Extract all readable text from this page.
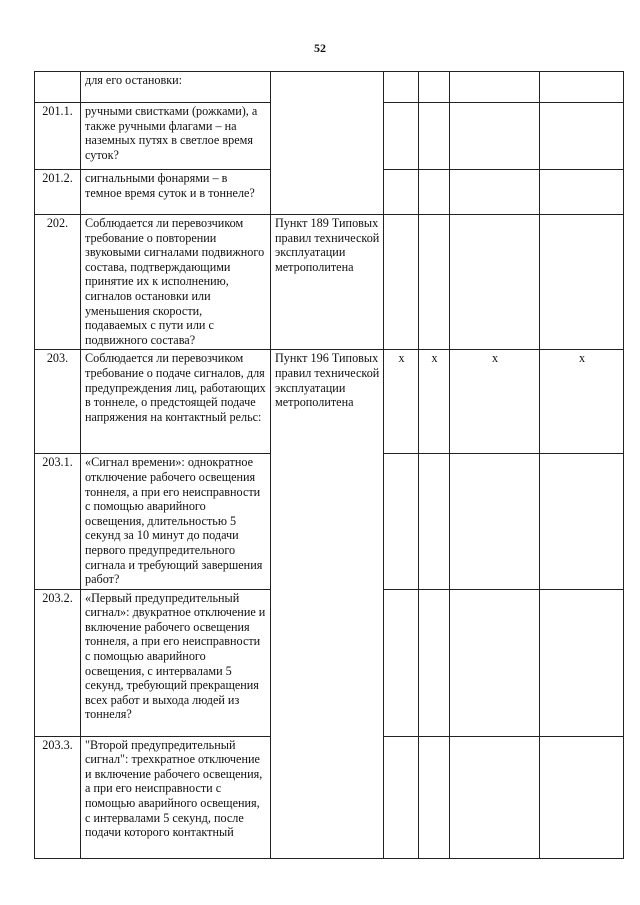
52
	для его остановки:					
201.1.	ручными свистками (рожками), а также ручными флагами – на наземных путях в светлое время суток?					
201.2.	сигнальными фонарями – в темное время суток и в тоннеле?					
202.	Соблюдается ли перевозчиком требование о повторении звуковыми сигналами подвижного состава, подтверждающими принятие их к исполнению, сигналов остановки или уменьшения скорости, подаваемых с пути или с подвижного состава?	Пункт 189 Типовых правил технической эксплуатации метрополитена				
203.	Соблюдается ли перевозчиком требование о подаче сигналов, для предупреждения лиц, работающих в тоннеле, о предстоящей подаче напряжения на контактный рельс:	Пункт 196 Типовых правил технической эксплуатации метрополитена	x	x	x	x
203.1.	«Сигнал времени»: однократное отключение рабочего освещения тоннеля, а при его неисправности с помощью аварийного освещения, длительностью 5 секунд за 10 минут до подачи первого предупредительного сигнала и требующий завершения работ?					
203.2.	«Первый предупредительный сигнал»: двукратное отключение и включение рабочего освещения тоннеля, а при его неисправности с помощью аварийного освещения, с интервалами 5 секунд, требующий прекращения всех работ и выхода людей из тоннеля?					
203.3.	"Второй предупредительный сигнал": трехкратное отключение и включение рабочего освещения, а при его неисправности с помощью аварийного освещения, с интервалами 5 секунд, после подачи которого контактный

========================================

Make an exact copy of the listing above. Do not include the pictures.

Extract all readable text from this page.
52
	для его остановки:					
201.1.	ручными свистками (рожками), а также ручными флагами – на наземных путях в светлое время суток?					
201.2.	сигнальными фонарями – в темное время суток и в тоннеле?					
202.	Соблюдается ли перевозчиком требование о повторении звуковыми сигналами подвижного состава, подтверждающими принятие их к исполнению, сигналов остановки или уменьшения скорости, подаваемых с пути или с подвижного состава?	Пункт 189 Типовых правил технической эксплуатации метрополитена				
203.	Соблюдается ли перевозчиком требование о подаче сигналов, для предупреждения лиц, работающих в тоннеле, о предстоящей подаче напряжения на контактный рельс:	Пункт 196 Типовых правил технической эксплуатации метрополитена	x	x	x	x
203.1.	«Сигнал времени»: однократное отключение рабочего освещения тоннеля, а при его неисправности с помощью аварийного освещения, длительностью 5 секунд за 10 минут до подачи первого предупредительного сигнала и требующий завершения работ?					
203.2.	«Первый предупредительный сигнал»: двукратное отключение и включение рабочего освещения тоннеля, а при его неисправности с помощью аварийного освещения, с интервалами 5 секунд, требующий прекращения всех работ и выхода людей из тоннеля?					
203.3.	"Второй предупредительный сигнал": трехкратное отключение и включение рабочего освещения, а при его неисправности с помощью аварийного освещения, с интервалами 5 секунд, после подачи которого контактный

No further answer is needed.